CALGARY – (CJ:TSX) Cardinal Energy Ltd. (“Cardinal” or the “Company”) is pleased to announce that its Board of Directors has approved an operating and capital budget for 2020 that will focus on debt reduction, a sustainable dividend, operating costs reductions and increasing production volumes. Cardinal also announces that the Toronto Stock Exchange (the “TSX”) has accepted the notice of Cardinal’s intention to commence a normal course issuer bid (the “NCIB”).
Highlights of 2020 Budget
- Forecasting net debt reduction of 15% by year-end;
- Low corporate production decline rate allows for a conservative $60 to $65 million development capital expenditure budget;
- Generates free cash flow of $40 to $45 million for debt repayment, asset retirement obligation (“ARO”) expenditures or normal course issuer bid (“NCIB”) activity;
- Forecasting 6% debt adjusted production per share growth;
- Targeting a 5% decrease in operating and general and administrative (“G&A”) expenses;
- Reduction of our total 2020 net debt to annual adjusted funds flow ratio to 1.7x; and
- Increased adjusted funds flow results in a total payout ratio of approximately 65% to 70%.

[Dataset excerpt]
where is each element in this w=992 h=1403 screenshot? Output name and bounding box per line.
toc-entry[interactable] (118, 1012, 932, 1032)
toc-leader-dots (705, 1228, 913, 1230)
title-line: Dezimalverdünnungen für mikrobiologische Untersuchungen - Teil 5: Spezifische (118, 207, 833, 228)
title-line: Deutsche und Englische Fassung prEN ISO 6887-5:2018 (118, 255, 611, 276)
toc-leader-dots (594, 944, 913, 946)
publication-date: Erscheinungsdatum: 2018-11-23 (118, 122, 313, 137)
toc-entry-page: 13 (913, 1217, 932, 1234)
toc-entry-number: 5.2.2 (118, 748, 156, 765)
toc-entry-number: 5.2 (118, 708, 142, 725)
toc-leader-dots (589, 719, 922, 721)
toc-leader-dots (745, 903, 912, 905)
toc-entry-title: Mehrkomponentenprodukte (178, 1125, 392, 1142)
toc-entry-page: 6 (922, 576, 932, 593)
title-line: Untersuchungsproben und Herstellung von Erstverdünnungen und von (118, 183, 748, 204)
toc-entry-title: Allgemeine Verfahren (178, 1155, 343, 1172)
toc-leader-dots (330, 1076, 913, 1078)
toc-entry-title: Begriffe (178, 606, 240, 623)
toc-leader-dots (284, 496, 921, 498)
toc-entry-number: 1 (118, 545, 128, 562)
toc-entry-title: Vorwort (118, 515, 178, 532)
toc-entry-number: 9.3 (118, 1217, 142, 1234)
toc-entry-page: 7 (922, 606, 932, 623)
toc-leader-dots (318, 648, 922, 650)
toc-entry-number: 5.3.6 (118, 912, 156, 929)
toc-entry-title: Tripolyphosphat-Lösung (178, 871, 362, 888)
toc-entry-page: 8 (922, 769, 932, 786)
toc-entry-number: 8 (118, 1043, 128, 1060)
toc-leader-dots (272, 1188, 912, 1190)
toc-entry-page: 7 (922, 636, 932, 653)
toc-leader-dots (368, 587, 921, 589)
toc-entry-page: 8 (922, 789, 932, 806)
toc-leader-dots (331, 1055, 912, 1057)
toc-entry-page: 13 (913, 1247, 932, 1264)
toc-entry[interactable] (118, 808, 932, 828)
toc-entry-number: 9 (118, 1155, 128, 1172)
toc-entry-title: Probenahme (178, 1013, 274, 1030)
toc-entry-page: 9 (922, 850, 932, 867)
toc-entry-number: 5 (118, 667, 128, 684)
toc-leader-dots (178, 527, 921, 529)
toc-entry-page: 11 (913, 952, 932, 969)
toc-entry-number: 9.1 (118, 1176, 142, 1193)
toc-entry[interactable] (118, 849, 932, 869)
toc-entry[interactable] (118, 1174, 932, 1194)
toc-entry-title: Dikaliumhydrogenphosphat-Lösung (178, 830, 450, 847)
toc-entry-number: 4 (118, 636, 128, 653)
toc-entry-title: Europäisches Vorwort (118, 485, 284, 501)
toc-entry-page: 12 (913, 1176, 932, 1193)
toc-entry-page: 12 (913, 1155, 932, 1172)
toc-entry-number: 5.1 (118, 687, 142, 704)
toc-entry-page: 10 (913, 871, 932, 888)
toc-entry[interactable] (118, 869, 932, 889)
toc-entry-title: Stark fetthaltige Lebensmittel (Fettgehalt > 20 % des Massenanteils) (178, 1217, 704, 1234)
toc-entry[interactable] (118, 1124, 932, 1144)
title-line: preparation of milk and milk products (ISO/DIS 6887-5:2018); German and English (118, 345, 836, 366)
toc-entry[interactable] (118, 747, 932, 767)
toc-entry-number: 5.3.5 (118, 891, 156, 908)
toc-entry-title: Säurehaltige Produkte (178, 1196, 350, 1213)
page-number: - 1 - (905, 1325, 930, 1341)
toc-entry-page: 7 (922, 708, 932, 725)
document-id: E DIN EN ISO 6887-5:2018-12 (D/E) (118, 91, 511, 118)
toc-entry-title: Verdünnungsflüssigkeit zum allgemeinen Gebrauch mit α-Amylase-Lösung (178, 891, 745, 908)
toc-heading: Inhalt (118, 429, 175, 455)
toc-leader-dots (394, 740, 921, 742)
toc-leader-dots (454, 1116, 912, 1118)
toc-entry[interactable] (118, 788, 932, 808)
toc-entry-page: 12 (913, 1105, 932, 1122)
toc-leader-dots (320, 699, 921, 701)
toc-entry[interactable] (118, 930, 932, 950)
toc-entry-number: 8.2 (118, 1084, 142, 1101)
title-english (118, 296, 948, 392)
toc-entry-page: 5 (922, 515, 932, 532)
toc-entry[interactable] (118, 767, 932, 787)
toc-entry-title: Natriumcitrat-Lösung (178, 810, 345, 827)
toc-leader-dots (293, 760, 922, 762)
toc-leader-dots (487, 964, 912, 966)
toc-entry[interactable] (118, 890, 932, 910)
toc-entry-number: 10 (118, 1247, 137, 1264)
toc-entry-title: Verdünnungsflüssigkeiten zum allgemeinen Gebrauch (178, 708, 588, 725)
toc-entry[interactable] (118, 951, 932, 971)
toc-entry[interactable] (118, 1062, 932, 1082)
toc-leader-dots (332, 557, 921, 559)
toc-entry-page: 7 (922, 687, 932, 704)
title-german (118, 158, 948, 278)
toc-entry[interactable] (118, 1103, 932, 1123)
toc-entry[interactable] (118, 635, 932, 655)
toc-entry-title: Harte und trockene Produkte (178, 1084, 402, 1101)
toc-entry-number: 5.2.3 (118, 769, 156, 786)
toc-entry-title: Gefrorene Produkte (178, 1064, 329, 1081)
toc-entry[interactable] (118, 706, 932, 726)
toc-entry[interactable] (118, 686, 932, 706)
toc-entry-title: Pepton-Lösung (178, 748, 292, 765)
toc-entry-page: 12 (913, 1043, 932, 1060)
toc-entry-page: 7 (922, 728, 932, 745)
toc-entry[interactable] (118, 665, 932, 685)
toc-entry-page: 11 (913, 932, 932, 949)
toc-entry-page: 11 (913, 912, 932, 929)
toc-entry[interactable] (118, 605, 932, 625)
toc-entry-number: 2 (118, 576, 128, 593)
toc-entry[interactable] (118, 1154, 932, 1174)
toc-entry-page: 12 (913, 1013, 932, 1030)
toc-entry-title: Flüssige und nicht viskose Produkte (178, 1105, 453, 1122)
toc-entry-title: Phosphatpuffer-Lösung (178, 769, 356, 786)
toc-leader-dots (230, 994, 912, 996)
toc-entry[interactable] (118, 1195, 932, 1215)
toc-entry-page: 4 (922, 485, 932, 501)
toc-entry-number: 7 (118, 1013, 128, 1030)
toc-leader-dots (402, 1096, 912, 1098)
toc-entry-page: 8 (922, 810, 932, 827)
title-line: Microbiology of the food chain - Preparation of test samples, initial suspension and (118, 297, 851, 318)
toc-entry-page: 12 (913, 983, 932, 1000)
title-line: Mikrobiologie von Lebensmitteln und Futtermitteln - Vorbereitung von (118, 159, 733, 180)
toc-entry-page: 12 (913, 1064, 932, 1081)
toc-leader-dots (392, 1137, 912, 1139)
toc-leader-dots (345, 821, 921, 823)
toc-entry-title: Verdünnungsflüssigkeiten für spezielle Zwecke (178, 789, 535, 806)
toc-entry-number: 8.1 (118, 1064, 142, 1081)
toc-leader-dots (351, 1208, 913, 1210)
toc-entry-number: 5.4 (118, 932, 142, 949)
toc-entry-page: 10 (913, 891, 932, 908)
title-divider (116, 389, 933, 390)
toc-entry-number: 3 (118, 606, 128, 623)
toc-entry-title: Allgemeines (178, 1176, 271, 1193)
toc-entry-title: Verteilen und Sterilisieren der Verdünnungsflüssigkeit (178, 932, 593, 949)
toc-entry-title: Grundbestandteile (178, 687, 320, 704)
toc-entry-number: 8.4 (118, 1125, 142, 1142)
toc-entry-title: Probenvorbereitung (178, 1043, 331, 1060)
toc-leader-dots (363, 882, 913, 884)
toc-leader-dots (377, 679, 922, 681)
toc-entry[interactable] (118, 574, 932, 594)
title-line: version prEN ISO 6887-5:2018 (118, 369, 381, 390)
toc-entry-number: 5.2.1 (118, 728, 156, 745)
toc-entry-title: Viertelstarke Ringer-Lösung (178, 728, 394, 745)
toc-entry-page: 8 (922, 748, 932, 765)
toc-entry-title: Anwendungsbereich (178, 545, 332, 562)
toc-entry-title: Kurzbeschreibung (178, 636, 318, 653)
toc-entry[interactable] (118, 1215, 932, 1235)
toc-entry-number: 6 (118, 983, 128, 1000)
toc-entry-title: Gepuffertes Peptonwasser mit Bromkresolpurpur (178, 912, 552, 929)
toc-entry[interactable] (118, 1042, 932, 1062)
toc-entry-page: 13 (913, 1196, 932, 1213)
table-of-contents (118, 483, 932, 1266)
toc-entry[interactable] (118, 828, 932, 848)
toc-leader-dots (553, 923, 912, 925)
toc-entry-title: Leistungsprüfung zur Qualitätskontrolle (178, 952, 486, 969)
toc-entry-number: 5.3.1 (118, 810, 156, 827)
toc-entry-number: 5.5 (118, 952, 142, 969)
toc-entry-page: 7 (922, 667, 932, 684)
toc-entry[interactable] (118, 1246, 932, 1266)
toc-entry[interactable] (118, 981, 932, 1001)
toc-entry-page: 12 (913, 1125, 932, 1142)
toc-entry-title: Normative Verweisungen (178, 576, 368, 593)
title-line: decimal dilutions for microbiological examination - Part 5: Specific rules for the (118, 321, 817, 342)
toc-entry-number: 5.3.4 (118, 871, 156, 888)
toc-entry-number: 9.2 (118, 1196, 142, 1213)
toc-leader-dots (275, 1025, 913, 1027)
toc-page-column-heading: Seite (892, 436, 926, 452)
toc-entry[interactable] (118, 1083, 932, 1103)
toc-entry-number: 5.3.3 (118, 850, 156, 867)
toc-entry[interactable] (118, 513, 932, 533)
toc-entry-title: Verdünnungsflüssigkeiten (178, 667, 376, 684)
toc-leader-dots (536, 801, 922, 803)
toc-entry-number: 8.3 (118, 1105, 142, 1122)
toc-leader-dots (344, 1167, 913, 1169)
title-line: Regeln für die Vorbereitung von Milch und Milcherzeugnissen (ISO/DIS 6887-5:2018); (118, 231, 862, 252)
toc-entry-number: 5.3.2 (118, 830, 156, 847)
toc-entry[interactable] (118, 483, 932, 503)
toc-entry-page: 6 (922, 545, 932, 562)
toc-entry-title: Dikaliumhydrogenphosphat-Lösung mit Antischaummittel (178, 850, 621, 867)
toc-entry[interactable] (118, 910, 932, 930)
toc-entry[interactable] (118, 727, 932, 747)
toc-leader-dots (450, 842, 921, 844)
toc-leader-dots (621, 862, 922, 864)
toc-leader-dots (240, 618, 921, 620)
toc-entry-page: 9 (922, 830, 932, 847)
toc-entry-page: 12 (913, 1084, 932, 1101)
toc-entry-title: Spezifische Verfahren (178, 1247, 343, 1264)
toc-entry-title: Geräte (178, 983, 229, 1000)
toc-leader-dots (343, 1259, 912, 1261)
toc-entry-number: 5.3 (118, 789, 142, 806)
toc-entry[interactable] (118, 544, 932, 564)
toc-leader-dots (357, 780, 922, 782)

> _WRITTEN INSTRUCTION 1_: Rewrite the Cardinal Energy budget announcement starting at "Highlights of 2020" and ending at "65% to 70%.", switching "Forecasting" to "Projecting".
> _WRITTEN INSTRUCTION 2_: According to the Cardinal Energy budget announcement, what net debt reduction is forecast by year-end?
> _WRITTEN INSTRUCTION 3_: List every percentage figure in the highlights of the Cardinal Energy budget announcement, with what each refers to.

> _FINISHED ANSWER 1_:
Highlights of 2020 Budget
- Projecting net debt reduction of 15% by year-end;
- Low corporate production decline rate allows for a conservative $60 to $65 million development capital expenditure budget;
- Generates free cash flow of $40 to $45 million for debt repayment, asset retirement obligation (“ARO”) expenditures or normal course issuer bid (“NCIB”) activity;
- Projecting 6% debt adjusted production per share growth;
- Targeting a 5% decrease in operating and general and administrative (“G&A”) expenses;
- Reduction of our total 2020 net debt to annual adjusted funds flow ratio to 1.7x; and
- Increased adjusted funds flow results in a total payout ratio of approximately 65% to 70%.

> _FINISHED ANSWER 2_: 15%

> _FINISHED ANSWER 3_:
- 15%: net debt reduction by year-end
- 6%: debt adjusted production per share growth
- 5%: decrease in operating and G&A expenses
- Approximately 65% to 70%: total payout ratio